▶ WHAT THE TASK REQUIRES
Reproduce each line of the material exactly, minus any picture.

▶ MATERIAL
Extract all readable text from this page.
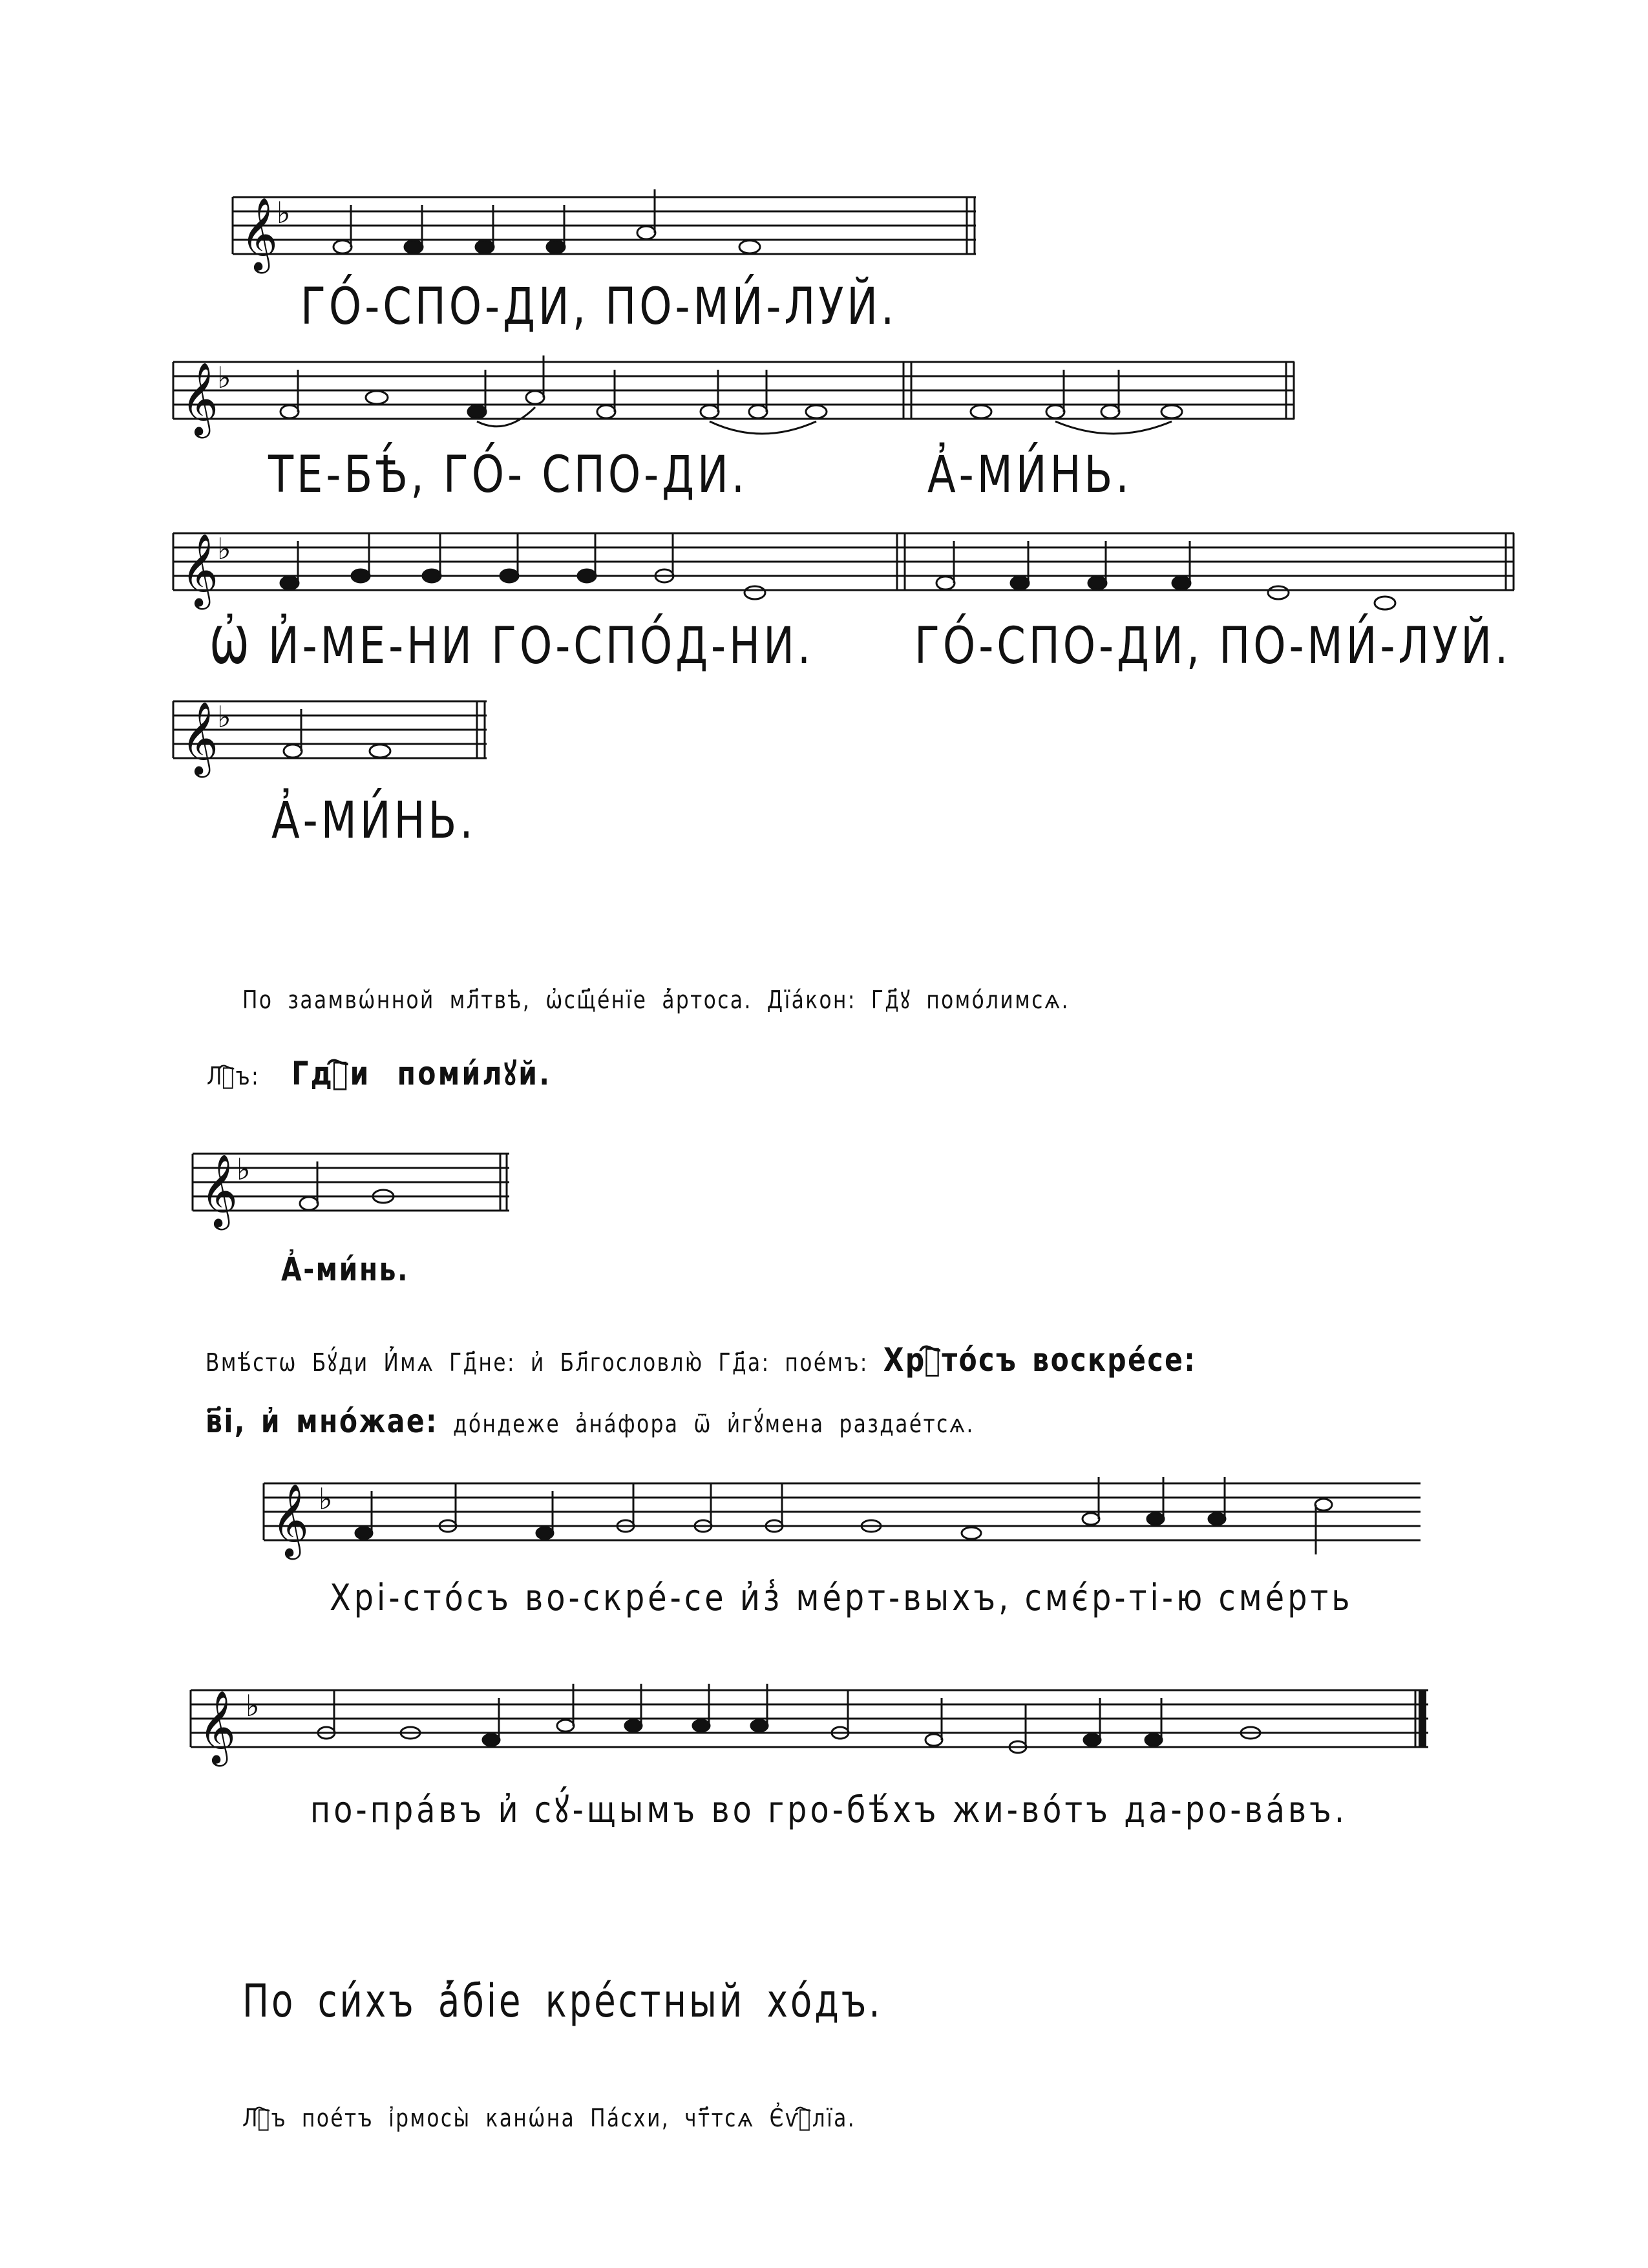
𝄞
♭
ГО́-СПО-ДИ, ПО-МИ́-ЛУЙ.
𝄞
♭
ТЕ-БѢ́, ГО́- СПО-ДИ.	А҆-МИ́НЬ.
𝄞
♭
Ѡ҆ И҆-МЕ-НИ ГО-СПО́Д-НИ. ГО́-СПО-ДИ, ПО-МИ́-ЛУЙ.
𝄞
♭
А҆-МИ́НЬ.
По заамвѡ́нной мл҃твѣ, ѡ҆сщ҃е́нїе а҆́ртоса. Дїа́кон: Гд҃ꙋ помо́лимсѧ.
Лⷱ҇ъ: Гдⷭ҇и поми́лꙋй.
𝄞
♭
А҆-ми́нь.
Вмѣ́стѡ Бꙋ́ди И҆́мѧ Гд҃не: и҆ Бл҃гословлю̀ Гд҃а: пое́мъ: Хрⷭ҇то́съ воскре́се:
в҃і, и҆ мно́жае: до́ндеже а҆на́фора ѿ и҆гꙋ́мена раздае́тсѧ.
𝄞 ♭
Хрі-сто́съ во-скре́-се и҆з̾ ме́рт-выхъ, смє́р-ті-ю сме́рть
𝄞 ♭
по-пра́въ и҆ сꙋ́-щымъ во гро-бѣ́хъ жи-во́тъ да-ро-ва́въ.
По си́хъ а҆́біе кре́стный хо́дъ.
Лⷭ҇ъ пое́тъ і҆рмосы̀ канѡ́на Па́схи, чт҃тсѧ Є҆ѵⷢ҇лїа.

▶ FINISHED ANSWER
Extract all readable text from this page.
𝄞
♭
ГО́-СПО-ДИ, ПО-МИ́-ЛУЙ.
𝄞
♭
ТЕ-БѢ́, ГО́- СПО-ДИ.	А҆-МИ́НЬ.
𝄞
♭
Ѡ҆ И҆-МЕ-НИ ГО-СПО́Д-НИ. ГО́-СПО-ДИ, ПО-МИ́-ЛУЙ.
𝄞
♭
А҆-МИ́НЬ.
По заамвѡ́нной мл҃твѣ, ѡ҆сщ҃е́нїе а҆́ртоса. Дїа́кон: Гд҃ꙋ помо́лимсѧ.
Лⷱ҇ъ: Гдⷭ҇и поми́лꙋй.
𝄞
♭
А҆-ми́нь.
Вмѣ́стѡ Бꙋ́ди И҆́мѧ Гд҃не: и҆ Бл҃гословлю̀ Гд҃а: пое́мъ: Хрⷭ҇то́съ воскре́се:
в҃і, и҆ мно́жае: до́ндеже а҆на́фора ѿ и҆гꙋ́мена раздае́тсѧ.
𝄞 ♭
Хрі-сто́съ во-скре́-се и҆з̾ ме́рт-выхъ, смє́р-ті-ю сме́рть
𝄞 ♭
по-пра́въ и҆ сꙋ́-щымъ во гро-бѣ́хъ жи-во́тъ да-ро-ва́въ.
По си́хъ а҆́біе кре́стный хо́дъ.
Лⷭ҇ъ пое́тъ і҆рмосы̀ канѡ́на Па́схи, чт҃тсѧ Є҆ѵⷢ҇лїа.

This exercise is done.